__YOUR GOAL__:
Skip the pictures. Copy all the rest of the records down exactly.

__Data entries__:
┌──
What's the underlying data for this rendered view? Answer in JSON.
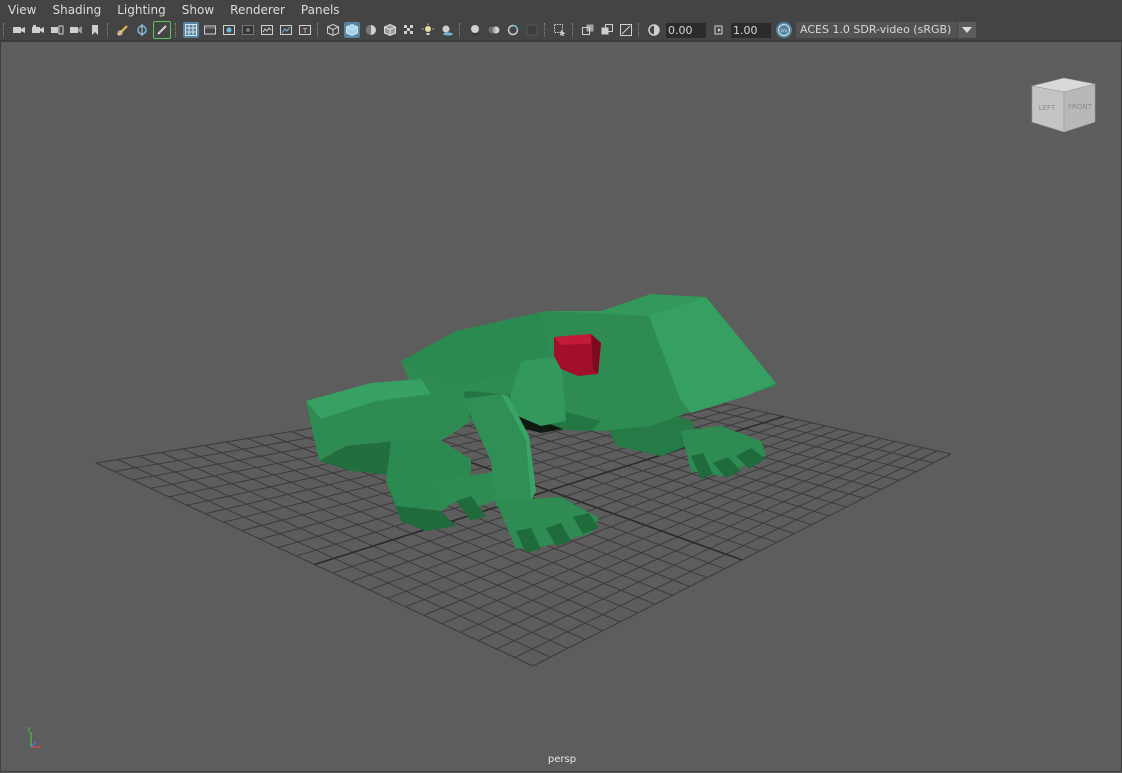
{
  "menubar": {
    "items": [
      "View",
      "Shading",
      "Lighting",
      "Show",
      "Renderer",
      "Panels"
    ]
  },
  "toolbar": {
    "exposure_value": "0.00",
    "gamma_value": "1.00",
    "colorspace_label": "ACES 1.0 SDR-video (sRGB)",
    "icons": [
      "camera-icon",
      "camera-attributes-icon",
      "image-plane-icon",
      "bookmark-icon",
      "film-gate-icon",
      "grid-icon",
      "wireframe-cube-icon",
      "smooth-shade-icon",
      "textured-icon",
      "lights-icon",
      "shadows-icon",
      "xray-icon",
      "isolate-icon"
    ]
  },
  "viewport": {
    "camera_name": "persp",
    "viewcube": {
      "left_label": "LEFT",
      "front_label": "FRONT"
    },
    "axis": {
      "y_label": "y"
    },
    "colors": {
      "background": "#5d5d5d",
      "grid": "#3a3a3a",
      "frog_green": "#2e8c52",
      "eye_red": "#a10f2a"
    }
  }
}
└──
__RESULT OF THE EXERCISE__:
What's the underlying data for this rendered view? Answer in JSON.
{
  "menubar": {
    "items": [
      "View",
      "Shading",
      "Lighting",
      "Show",
      "Renderer",
      "Panels"
    ]
  },
  "toolbar": {
    "exposure_value": "0.00",
    "gamma_value": "1.00",
    "colorspace_label": "ACES 1.0 SDR-video (sRGB)",
    "icons": [
      "camera-icon",
      "camera-attributes-icon",
      "image-plane-icon",
      "bookmark-icon",
      "film-gate-icon",
      "grid-icon",
      "wireframe-cube-icon",
      "smooth-shade-icon",
      "textured-icon",
      "lights-icon",
      "shadows-icon",
      "xray-icon",
      "isolate-icon"
    ]
  },
  "viewport": {
    "camera_name": "persp",
    "viewcube": {
      "left_label": "LEFT",
      "front_label": "FRONT"
    },
    "axis": {
      "y_label": "y"
    },
    "colors": {
      "background": "#5d5d5d",
      "grid": "#3a3a3a",
      "frog_green": "#2e8c52",
      "eye_red": "#a10f2a"
    }
  }
}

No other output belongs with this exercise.